#### Input rows
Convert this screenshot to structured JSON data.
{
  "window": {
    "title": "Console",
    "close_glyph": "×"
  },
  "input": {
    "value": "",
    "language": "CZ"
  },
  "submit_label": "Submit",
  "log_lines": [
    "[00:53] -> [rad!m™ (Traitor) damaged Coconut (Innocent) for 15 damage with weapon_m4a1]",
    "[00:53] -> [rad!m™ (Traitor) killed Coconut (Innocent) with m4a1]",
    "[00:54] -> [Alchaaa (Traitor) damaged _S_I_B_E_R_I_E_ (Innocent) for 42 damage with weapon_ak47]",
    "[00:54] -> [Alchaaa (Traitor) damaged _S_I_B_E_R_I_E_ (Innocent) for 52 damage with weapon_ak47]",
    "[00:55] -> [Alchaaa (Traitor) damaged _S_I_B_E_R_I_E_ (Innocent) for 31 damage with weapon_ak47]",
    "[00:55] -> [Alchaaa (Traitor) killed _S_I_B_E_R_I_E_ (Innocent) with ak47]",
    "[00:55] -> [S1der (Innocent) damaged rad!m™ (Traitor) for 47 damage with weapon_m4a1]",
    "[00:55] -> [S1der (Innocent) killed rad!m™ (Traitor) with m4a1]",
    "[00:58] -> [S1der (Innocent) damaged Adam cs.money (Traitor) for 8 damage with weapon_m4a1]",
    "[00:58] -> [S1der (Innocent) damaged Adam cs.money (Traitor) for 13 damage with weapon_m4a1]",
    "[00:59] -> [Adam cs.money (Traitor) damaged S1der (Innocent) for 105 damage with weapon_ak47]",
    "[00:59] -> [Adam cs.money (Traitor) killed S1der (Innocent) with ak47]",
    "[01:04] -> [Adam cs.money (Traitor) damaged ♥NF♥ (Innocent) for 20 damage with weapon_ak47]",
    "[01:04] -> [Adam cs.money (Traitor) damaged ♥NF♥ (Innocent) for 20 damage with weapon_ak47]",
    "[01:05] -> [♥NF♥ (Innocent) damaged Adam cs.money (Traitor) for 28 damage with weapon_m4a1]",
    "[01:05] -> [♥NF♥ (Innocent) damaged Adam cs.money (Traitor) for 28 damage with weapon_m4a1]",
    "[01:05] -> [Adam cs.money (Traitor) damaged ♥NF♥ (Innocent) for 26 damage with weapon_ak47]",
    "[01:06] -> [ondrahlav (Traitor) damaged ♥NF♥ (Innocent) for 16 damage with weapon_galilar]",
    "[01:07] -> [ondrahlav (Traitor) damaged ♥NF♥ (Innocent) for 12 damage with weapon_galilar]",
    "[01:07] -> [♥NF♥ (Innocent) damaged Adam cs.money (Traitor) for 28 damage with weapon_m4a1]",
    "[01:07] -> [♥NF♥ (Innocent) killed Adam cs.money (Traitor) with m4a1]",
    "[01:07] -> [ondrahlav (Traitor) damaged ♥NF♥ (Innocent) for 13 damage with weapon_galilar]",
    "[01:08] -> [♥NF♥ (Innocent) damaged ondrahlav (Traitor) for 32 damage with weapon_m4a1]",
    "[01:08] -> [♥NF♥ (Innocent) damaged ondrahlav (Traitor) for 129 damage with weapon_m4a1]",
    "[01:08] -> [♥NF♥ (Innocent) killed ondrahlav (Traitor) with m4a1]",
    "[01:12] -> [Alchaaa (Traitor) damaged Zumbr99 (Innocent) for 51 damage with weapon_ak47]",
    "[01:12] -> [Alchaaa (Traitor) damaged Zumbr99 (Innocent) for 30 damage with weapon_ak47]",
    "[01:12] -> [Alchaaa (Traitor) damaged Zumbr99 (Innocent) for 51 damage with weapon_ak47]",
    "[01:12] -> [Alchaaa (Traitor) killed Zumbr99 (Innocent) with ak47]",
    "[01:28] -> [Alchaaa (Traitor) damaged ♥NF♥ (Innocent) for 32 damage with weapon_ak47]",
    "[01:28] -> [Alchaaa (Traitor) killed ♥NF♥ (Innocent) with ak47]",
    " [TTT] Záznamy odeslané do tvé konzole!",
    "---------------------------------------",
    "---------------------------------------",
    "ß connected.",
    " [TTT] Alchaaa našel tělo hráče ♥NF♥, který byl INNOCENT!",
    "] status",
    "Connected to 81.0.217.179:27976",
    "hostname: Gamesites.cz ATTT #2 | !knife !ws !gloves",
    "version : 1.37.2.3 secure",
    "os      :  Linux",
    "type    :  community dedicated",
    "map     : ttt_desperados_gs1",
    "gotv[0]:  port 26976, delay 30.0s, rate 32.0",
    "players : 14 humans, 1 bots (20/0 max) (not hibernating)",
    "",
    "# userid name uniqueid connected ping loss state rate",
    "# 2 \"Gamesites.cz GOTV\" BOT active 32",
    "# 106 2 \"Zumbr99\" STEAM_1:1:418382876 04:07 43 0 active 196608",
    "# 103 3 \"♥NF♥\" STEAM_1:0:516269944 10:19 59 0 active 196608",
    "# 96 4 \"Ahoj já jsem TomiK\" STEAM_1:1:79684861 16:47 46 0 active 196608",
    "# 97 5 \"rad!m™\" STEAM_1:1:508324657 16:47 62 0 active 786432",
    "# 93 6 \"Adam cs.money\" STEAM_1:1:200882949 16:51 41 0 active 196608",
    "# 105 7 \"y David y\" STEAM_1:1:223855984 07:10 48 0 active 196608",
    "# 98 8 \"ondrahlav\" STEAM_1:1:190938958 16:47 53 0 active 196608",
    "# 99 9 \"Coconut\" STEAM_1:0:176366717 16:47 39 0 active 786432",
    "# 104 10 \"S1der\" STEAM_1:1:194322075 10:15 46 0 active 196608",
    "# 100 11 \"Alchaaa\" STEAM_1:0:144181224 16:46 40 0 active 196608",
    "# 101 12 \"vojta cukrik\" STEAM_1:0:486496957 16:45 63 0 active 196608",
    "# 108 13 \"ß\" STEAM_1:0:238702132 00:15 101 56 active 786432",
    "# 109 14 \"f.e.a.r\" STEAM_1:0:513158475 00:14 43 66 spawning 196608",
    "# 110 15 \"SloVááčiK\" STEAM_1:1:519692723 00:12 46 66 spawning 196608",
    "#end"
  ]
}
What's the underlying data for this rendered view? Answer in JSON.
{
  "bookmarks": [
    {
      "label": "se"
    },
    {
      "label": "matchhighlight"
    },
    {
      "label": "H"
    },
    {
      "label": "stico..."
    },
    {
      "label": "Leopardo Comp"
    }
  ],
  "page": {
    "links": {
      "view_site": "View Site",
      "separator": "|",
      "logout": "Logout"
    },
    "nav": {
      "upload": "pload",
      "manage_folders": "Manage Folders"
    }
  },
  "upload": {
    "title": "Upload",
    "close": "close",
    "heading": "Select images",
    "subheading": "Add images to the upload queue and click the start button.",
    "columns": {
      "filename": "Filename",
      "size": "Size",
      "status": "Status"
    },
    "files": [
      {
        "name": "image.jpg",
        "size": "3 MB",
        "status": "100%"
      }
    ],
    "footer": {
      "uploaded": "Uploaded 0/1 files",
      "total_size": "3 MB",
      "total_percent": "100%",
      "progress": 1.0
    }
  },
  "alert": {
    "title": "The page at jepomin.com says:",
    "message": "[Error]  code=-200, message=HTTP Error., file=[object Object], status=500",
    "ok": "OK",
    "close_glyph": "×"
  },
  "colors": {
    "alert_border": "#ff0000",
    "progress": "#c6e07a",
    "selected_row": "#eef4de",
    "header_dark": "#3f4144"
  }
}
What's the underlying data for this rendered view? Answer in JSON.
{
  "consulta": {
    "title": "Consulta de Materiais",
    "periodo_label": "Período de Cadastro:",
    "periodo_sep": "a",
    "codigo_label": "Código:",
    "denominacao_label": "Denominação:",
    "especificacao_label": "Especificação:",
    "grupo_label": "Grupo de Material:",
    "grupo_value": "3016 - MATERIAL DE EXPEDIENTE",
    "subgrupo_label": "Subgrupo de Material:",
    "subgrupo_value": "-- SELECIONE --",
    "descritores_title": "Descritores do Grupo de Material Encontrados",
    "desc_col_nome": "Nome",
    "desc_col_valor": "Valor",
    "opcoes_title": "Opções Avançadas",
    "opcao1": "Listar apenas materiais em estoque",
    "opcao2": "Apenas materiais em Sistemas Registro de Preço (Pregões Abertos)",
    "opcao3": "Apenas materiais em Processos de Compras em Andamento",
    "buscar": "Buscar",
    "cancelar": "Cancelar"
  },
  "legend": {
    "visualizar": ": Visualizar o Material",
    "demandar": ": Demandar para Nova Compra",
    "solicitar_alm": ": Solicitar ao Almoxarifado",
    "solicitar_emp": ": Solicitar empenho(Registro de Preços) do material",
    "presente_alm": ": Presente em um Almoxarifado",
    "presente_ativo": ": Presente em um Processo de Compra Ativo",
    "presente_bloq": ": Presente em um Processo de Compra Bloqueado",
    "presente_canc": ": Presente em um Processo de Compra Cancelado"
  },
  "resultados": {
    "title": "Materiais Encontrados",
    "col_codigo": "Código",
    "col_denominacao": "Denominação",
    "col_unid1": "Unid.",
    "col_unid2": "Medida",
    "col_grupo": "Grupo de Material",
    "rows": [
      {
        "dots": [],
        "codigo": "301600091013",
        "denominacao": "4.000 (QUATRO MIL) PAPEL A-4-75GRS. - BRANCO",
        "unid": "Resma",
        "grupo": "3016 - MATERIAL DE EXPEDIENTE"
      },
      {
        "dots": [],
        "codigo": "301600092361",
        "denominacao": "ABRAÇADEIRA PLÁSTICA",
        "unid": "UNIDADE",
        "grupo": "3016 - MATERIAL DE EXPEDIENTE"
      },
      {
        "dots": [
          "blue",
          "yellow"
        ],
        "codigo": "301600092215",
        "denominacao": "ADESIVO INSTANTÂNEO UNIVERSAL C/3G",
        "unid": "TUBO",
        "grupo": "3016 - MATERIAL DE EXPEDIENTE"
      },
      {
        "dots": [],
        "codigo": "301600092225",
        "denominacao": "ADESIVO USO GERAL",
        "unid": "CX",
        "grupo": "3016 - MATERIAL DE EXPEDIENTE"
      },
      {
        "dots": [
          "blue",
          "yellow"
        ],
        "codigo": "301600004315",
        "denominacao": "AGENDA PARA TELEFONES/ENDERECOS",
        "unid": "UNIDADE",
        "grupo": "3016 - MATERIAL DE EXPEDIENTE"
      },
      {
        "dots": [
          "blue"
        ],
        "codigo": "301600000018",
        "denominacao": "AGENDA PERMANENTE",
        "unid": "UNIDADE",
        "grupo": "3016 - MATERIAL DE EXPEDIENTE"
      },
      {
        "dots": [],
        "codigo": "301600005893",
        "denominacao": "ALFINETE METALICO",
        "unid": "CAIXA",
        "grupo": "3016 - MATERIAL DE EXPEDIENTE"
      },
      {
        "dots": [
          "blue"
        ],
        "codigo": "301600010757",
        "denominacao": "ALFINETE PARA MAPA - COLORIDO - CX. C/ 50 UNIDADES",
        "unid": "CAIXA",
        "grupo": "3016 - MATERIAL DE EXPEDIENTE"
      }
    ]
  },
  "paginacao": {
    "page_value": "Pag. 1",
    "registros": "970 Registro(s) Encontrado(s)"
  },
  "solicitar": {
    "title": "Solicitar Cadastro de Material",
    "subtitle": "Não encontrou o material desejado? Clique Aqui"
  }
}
########
=== Exercise prompt ===
Single out each line of the records above with the string "Cadastro" in it, and copy it.

=== The response ===
    "periodo_label": "Período de Cadastro:",
    "title": "Solicitar Cadastro de Material",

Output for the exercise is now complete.